TASK REQUIREMENTS: Search the material below for the string "الزمني" and extract each line that has it.

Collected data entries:
* * * * *

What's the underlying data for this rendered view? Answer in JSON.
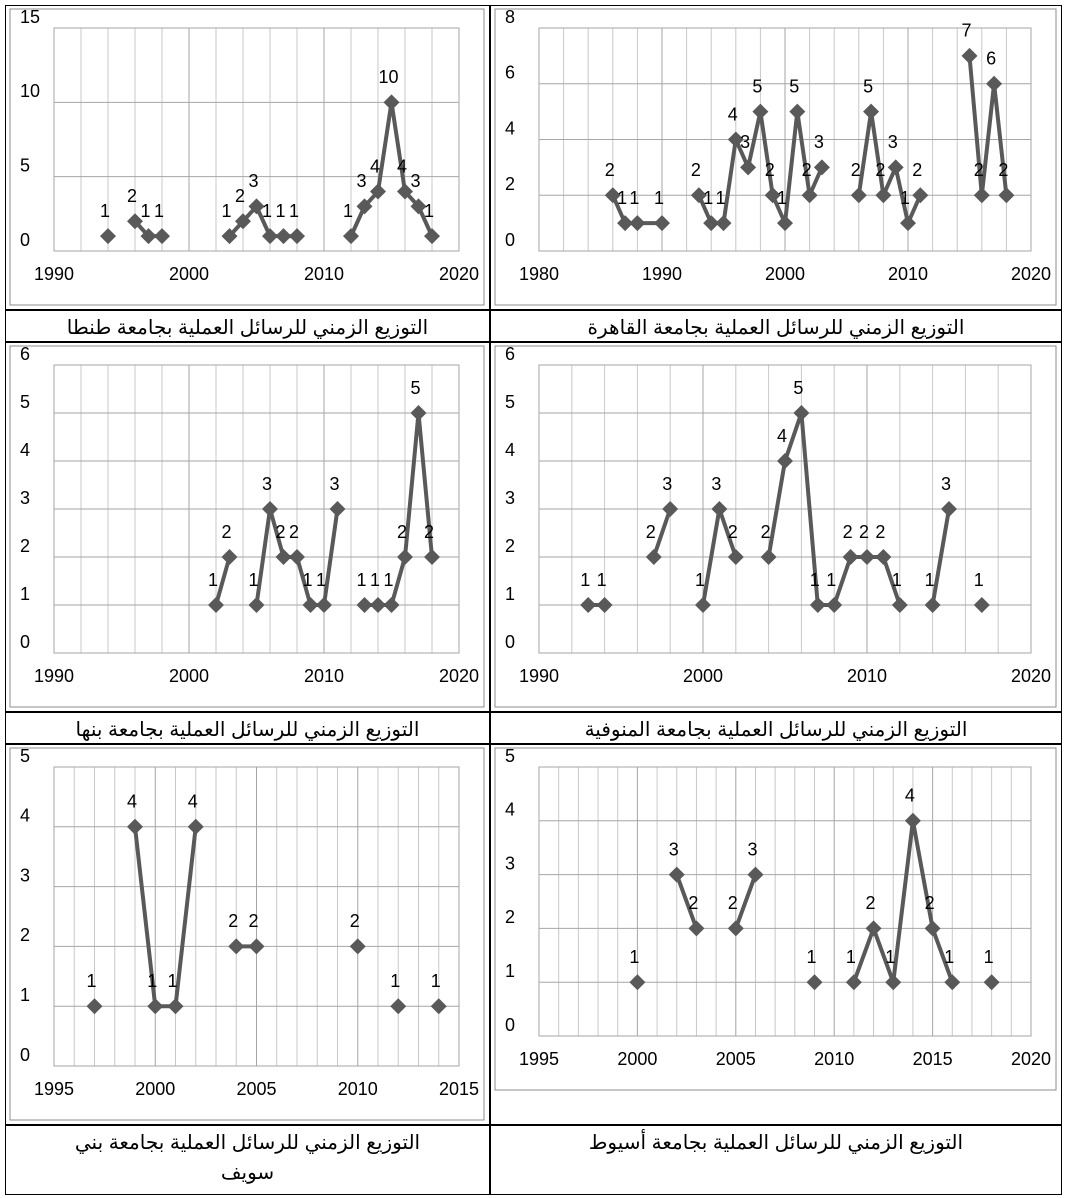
{
  "chart_data": [
    {
      "type": "line",
      "caption": "التوزيع الزمني للرسائل العملية بجامعة القاهرة",
      "color": "#595959",
      "grid": true,
      "x": [
        1986,
        1987,
        1988,
        1990,
        1991,
        1993,
        1994,
        1995,
        1996,
        1997,
        1998,
        1999,
        2000,
        2001,
        2002,
        2003,
        2004,
        2006,
        2007,
        2008,
        2009,
        2010,
        2011,
        2013,
        2015,
        2016,
        2017,
        2018
      ],
      "values": [
        2,
        1,
        1,
        1,
        null,
        2,
        1,
        1,
        4,
        3,
        5,
        2,
        1,
        5,
        2,
        3,
        null,
        2,
        5,
        2,
        3,
        1,
        2,
        null,
        7,
        2,
        6,
        2
      ],
      "xlim": [
        1980,
        2020
      ],
      "xticks": [
        1980,
        1990,
        2000,
        2010,
        2020
      ],
      "ylim": [
        0,
        8
      ],
      "yticks": [
        0,
        2,
        4,
        6,
        8
      ]
    },
    {
      "type": "line",
      "caption": "التوزيع الزمني للرسائل العملية بجامعة طنطا",
      "color": "#595959",
      "grid": true,
      "x": [
        1994,
        1995,
        1996,
        1997,
        1998,
        2000,
        2003,
        2004,
        2005,
        2006,
        2007,
        2008,
        2010,
        2012,
        2013,
        2014,
        2015,
        2016,
        2017,
        2018
      ],
      "values": [
        1,
        null,
        2,
        1,
        1,
        null,
        1,
        2,
        3,
        1,
        1,
        1,
        null,
        1,
        3,
        4,
        10,
        4,
        3,
        1
      ],
      "xlim": [
        1990,
        2020
      ],
      "xticks": [
        1990,
        2000,
        2010,
        2020
      ],
      "ylim": [
        0,
        15
      ],
      "yticks": [
        0,
        5,
        10,
        15
      ]
    },
    {
      "type": "line",
      "caption": "التوزيع الزمني للرسائل العملية بجامعة المنوفية",
      "color": "#595959",
      "grid": true,
      "x": [
        1993,
        1994,
        1995,
        1997,
        1998,
        1999,
        2000,
        2001,
        2002,
        2003,
        2004,
        2005,
        2006,
        2007,
        2008,
        2009,
        2010,
        2011,
        2012,
        2013,
        2014,
        2015,
        2016,
        2017
      ],
      "values": [
        1,
        1,
        null,
        2,
        3,
        null,
        1,
        3,
        2,
        null,
        2,
        4,
        5,
        1,
        1,
        2,
        2,
        2,
        1,
        null,
        1,
        3,
        null,
        1
      ],
      "xlim": [
        1990,
        2020
      ],
      "xticks": [
        1990,
        2000,
        2010,
        2020
      ],
      "ylim": [
        0,
        6
      ],
      "yticks": [
        0,
        1,
        2,
        3,
        4,
        5,
        6
      ]
    },
    {
      "type": "line",
      "caption": "التوزيع الزمني للرسائل العملية بجامعة بنها",
      "color": "#595959",
      "grid": true,
      "x": [
        2002,
        2003,
        2004,
        2005,
        2006,
        2007,
        2008,
        2009,
        2010,
        2011,
        2012,
        2013,
        2014,
        2015,
        2016,
        2017,
        2018
      ],
      "values": [
        1,
        2,
        null,
        1,
        3,
        2,
        2,
        1,
        1,
        3,
        null,
        1,
        1,
        1,
        2,
        5,
        2
      ],
      "xlim": [
        1990,
        2020
      ],
      "xticks": [
        1990,
        2000,
        2010,
        2020
      ],
      "ylim": [
        0,
        6
      ],
      "yticks": [
        0,
        1,
        2,
        3,
        4,
        5,
        6
      ]
    },
    {
      "type": "line",
      "caption": "التوزيع الزمني للرسائل العملية بجامعة أسيوط",
      "color": "#595959",
      "grid": true,
      "x": [
        2000,
        2001,
        2002,
        2003,
        2004,
        2005,
        2006,
        2007,
        2009,
        2010,
        2011,
        2012,
        2013,
        2014,
        2015,
        2016,
        2017,
        2018
      ],
      "values": [
        1,
        null,
        3,
        2,
        null,
        2,
        3,
        null,
        1,
        null,
        1,
        2,
        1,
        4,
        2,
        1,
        null,
        1
      ],
      "xlim": [
        1995,
        2020
      ],
      "xticks": [
        1995,
        2000,
        2005,
        2010,
        2015,
        2020
      ],
      "ylim": [
        0,
        5
      ],
      "yticks": [
        0,
        1,
        2,
        3,
        4,
        5
      ]
    },
    {
      "type": "line",
      "caption": "التوزيع الزمني للرسائل العملية بجامعة بني سويف",
      "color": "#595959",
      "grid": true,
      "x": [
        1997,
        1998,
        1999,
        2000,
        2001,
        2002,
        2003,
        2004,
        2005,
        2006,
        2010,
        2011,
        2012,
        2013,
        2014
      ],
      "values": [
        1,
        null,
        4,
        1,
        1,
        4,
        null,
        2,
        2,
        null,
        2,
        null,
        1,
        null,
        1
      ],
      "xlim": [
        1995,
        2015
      ],
      "xticks": [
        1995,
        2000,
        2005,
        2010,
        2015
      ],
      "ylim": [
        0,
        5
      ],
      "yticks": [
        0,
        1,
        2,
        3,
        4,
        5
      ]
    }
  ]
}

* * * * *

COMPLETE OUTPUT:
      "caption": "التوزيع الزمني للرسائل العملية بجامعة القاهرة",
      "caption": "التوزيع الزمني للرسائل العملية بجامعة طنطا",
      "caption": "التوزيع الزمني للرسائل العملية بجامعة المنوفية",
      "caption": "التوزيع الزمني للرسائل العملية بجامعة بنها",
      "caption": "التوزيع الزمني للرسائل العملية بجامعة أسيوط",
      "caption": "التوزيع الزمني للرسائل العملية بجامعة بني سويف",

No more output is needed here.